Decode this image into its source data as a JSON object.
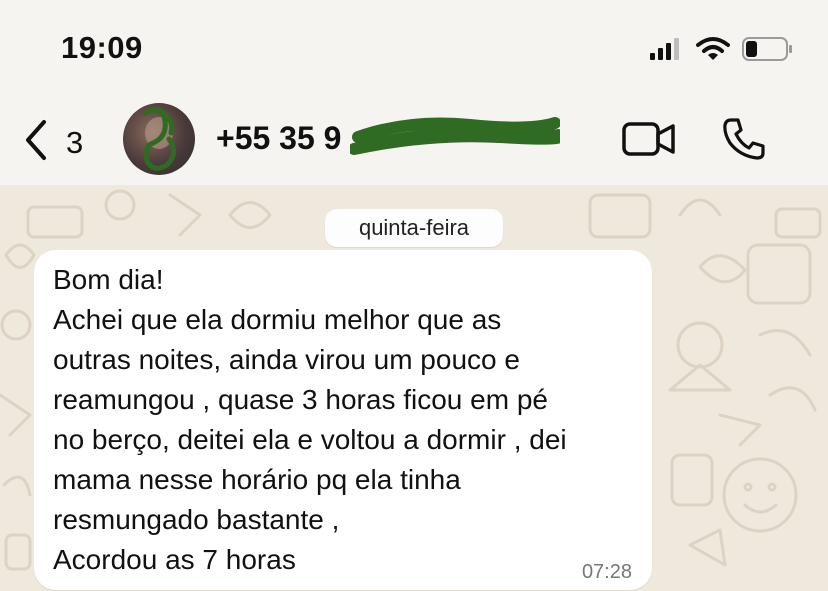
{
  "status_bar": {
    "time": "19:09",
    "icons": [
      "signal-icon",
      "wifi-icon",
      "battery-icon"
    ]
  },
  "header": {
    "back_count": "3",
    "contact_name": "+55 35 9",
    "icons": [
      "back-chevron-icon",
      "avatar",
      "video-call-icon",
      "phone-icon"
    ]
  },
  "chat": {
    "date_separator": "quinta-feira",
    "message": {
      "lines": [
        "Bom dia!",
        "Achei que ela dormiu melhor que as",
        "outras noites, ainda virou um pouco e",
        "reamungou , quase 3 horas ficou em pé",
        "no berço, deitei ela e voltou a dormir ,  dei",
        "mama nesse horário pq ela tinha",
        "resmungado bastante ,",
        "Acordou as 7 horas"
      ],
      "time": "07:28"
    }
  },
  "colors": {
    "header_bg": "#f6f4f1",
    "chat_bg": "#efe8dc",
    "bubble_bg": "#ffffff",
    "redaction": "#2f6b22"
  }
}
◆ ◆ ◆ ◆ ◆ ◆ ◆
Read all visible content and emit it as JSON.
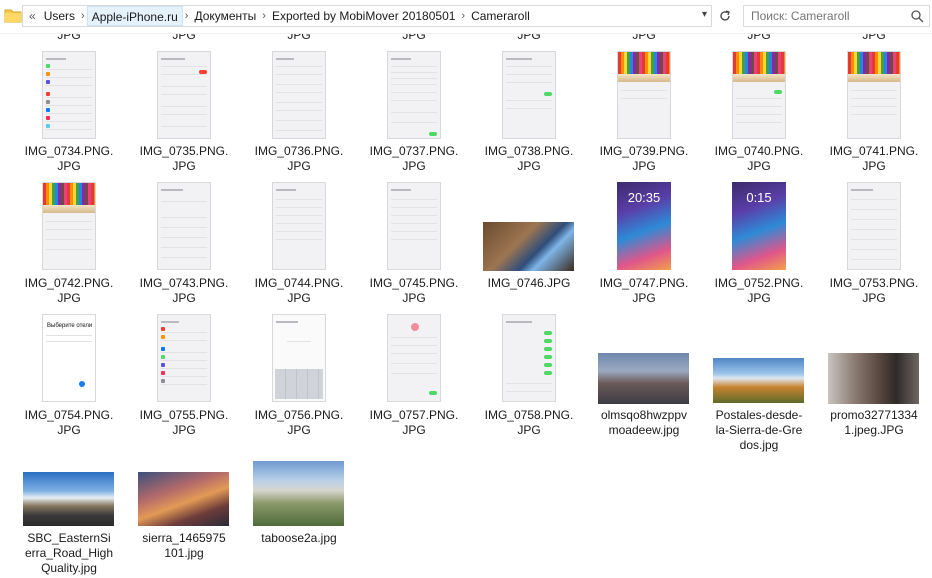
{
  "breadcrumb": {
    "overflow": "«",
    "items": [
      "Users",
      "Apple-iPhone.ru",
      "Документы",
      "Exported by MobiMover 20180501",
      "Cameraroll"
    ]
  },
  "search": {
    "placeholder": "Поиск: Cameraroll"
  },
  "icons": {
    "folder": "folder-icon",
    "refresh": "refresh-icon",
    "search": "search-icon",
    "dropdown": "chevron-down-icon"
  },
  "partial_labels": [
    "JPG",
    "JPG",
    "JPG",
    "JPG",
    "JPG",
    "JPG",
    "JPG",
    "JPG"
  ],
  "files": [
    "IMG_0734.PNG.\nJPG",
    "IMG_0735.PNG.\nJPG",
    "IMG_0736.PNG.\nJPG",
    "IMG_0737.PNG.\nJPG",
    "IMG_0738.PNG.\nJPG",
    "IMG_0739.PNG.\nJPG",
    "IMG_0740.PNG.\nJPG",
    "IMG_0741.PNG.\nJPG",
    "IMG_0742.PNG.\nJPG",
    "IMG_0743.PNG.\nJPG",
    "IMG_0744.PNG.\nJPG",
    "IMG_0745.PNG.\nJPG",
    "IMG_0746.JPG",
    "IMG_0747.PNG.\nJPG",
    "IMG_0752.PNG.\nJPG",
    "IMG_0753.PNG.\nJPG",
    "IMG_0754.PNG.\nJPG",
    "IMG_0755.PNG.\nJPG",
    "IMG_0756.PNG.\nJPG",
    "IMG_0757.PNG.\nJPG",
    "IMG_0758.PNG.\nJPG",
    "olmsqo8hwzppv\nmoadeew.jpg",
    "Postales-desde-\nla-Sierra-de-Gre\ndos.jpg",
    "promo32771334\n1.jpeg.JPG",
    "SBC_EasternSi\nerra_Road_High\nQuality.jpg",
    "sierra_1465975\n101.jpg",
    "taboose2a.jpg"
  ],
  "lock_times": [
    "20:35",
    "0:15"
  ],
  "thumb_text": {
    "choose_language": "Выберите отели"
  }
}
◆ ◆ ◆ ◆ ◆ ◆ ◆
* _WHAT NEEDS TO BE DONE_: Look over the records above and copy each line that includes the string "chevron".

* _ANSWER TO THIS TASK_:
      "back-chevron-icon",
    "dropdown": "chevron-down-icon"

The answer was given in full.